Provided information »
------------------------------------------------
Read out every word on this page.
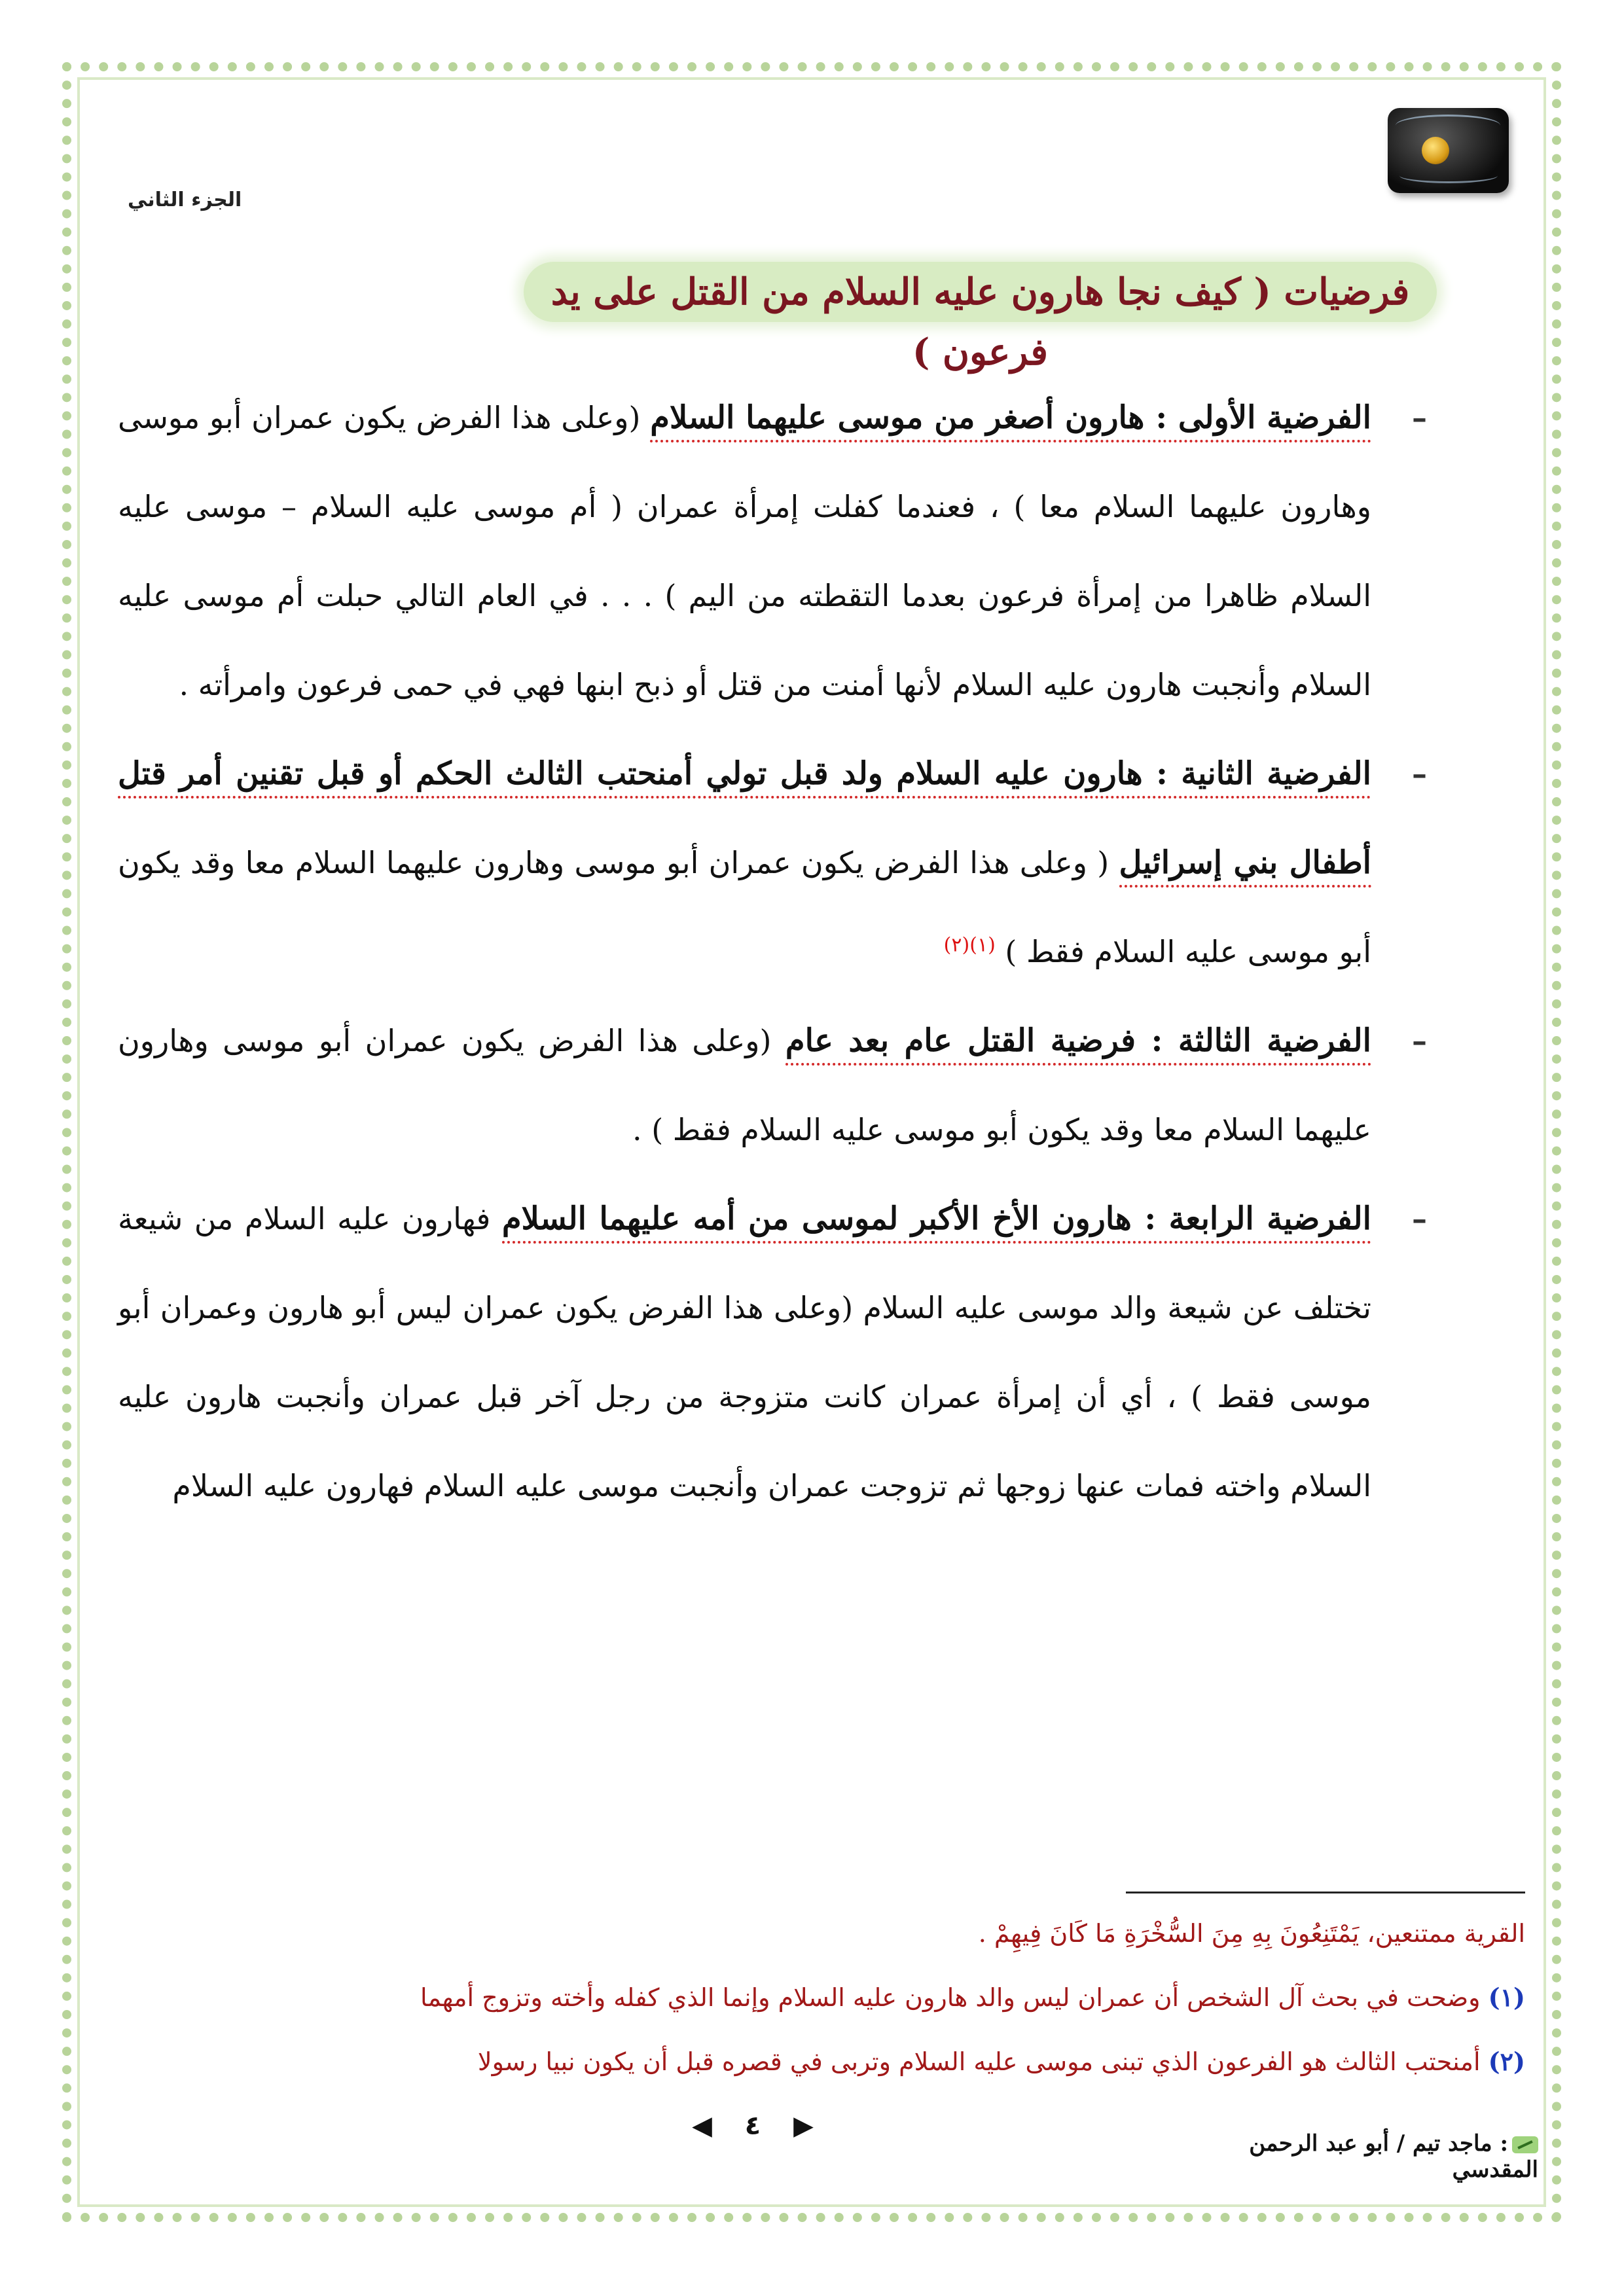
الجزء الثاني
فرضيات ( كيف نجا هارون عليه السلام من القتل على يد فرعون )

–
الفرضية الأولى : هارون أصغر من موسى عليهما السلام (وعلى هذا الفرض يكون عمران أبو موسى وهارون عليهما السلام معا ) ، فعندما كفلت إمرأة عمران ( أم موسى عليه السلام – موسى عليه السلام ظاهرا من إمرأة فرعون بعدما التقطته من اليم ) . . . في العام التالي حبلت أم موسى عليه السلام وأنجبت هارون عليه السلام لأنها أمنت من قتل أو ذبح ابنها فهي في حمى فرعون وامرأته .

–
الفرضية الثانية : هارون عليه السلام ولد قبل تولي أمنحتب الثالث الحكم أو قبل تقنين أمر قتل أطفال بني إسرائيل ( وعلى هذا الفرض يكون عمران أبو موسى وهارون عليهما السلام معا وقد يكون أبو موسى عليه السلام فقط ) $^{(١)(٢)}$

–
الفرضية الثالثة : فرضية القتل عام بعد عام (وعلى هذا الفرض يكون عمران أبو موسى وهارون عليهما السلام معا وقد يكون أبو موسى عليه السلام فقط ) .

–
الفرضية الرابعة : هارون الأخ الأكبر لموسى من أمه عليهما السلام فهارون عليه السلام من شيعة تختلف عن شيعة والد موسى عليه السلام (وعلى هذا الفرض يكون عمران ليس أبو هارون وعمران أبو موسى فقط ) ، أي أن إمرأة عمران كانت متزوجة من رجل آخر قبل عمران وأنجبت هارون عليه السلام واخته فمات عنها زوجها ثم تزوجت عمران وأنجبت موسى عليه السلام فهارون عليه السلام

القرية ممتنعين، يَمْتَنِعُونَ بِهِ مِنَ السُّخْرَةِ مَا كَانَ فِيهِمْ .

(١) وضحت في بحث آل الشخص أن عمران ليس والد هارون عليه السلام وإنما الذي كفله وأخته وتزوج أمهما

(٢) أمنحتب الثالث هو الفرعون الذي تبنى موسى عليه السلام وتربى في قصره قبل أن يكون نبيا رسولا

◀ ٤ ▶
: ماجد تيم / أبو عبد الرحمن المقدسي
------------------------------------------------
The records above should be reproduced exactly, with no pictures included.

Read out every word on this page.
الجزء الثاني
فرضيات ( كيف نجا هارون عليه السلام من القتل على يد فرعون )

–
الفرضية الأولى : هارون أصغر من موسى عليهما السلام (وعلى هذا الفرض يكون عمران أبو موسى وهارون عليهما السلام معا ) ، فعندما كفلت إمرأة عمران ( أم موسى عليه السلام – موسى عليه السلام ظاهرا من إمرأة فرعون بعدما التقطته من اليم ) . . . في العام التالي حبلت أم موسى عليه السلام وأنجبت هارون عليه السلام لأنها أمنت من قتل أو ذبح ابنها فهي في حمى فرعون وامرأته .

–
الفرضية الثانية : هارون عليه السلام ولد قبل تولي أمنحتب الثالث الحكم أو قبل تقنين أمر قتل أطفال بني إسرائيل ( وعلى هذا الفرض يكون عمران أبو موسى وهارون عليهما السلام معا وقد يكون أبو موسى عليه السلام فقط ) $^{(١)(٢)}$

–
الفرضية الثالثة : فرضية القتل عام بعد عام (وعلى هذا الفرض يكون عمران أبو موسى وهارون عليهما السلام معا وقد يكون أبو موسى عليه السلام فقط ) .

–
الفرضية الرابعة : هارون الأخ الأكبر لموسى من أمه عليهما السلام فهارون عليه السلام من شيعة تختلف عن شيعة والد موسى عليه السلام (وعلى هذا الفرض يكون عمران ليس أبو هارون وعمران أبو موسى فقط ) ، أي أن إمرأة عمران كانت متزوجة من رجل آخر قبل عمران وأنجبت هارون عليه السلام واخته فمات عنها زوجها ثم تزوجت عمران وأنجبت موسى عليه السلام فهارون عليه السلام

القرية ممتنعين، يَمْتَنِعُونَ بِهِ مِنَ السُّخْرَةِ مَا كَانَ فِيهِمْ .

(١) وضحت في بحث آل الشخص أن عمران ليس والد هارون عليه السلام وإنما الذي كفله وأخته وتزوج أمهما

(٢) أمنحتب الثالث هو الفرعون الذي تبنى موسى عليه السلام وتربى في قصره قبل أن يكون نبيا رسولا

◀ ٤ ▶
: ماجد تيم / أبو عبد الرحمن المقدسي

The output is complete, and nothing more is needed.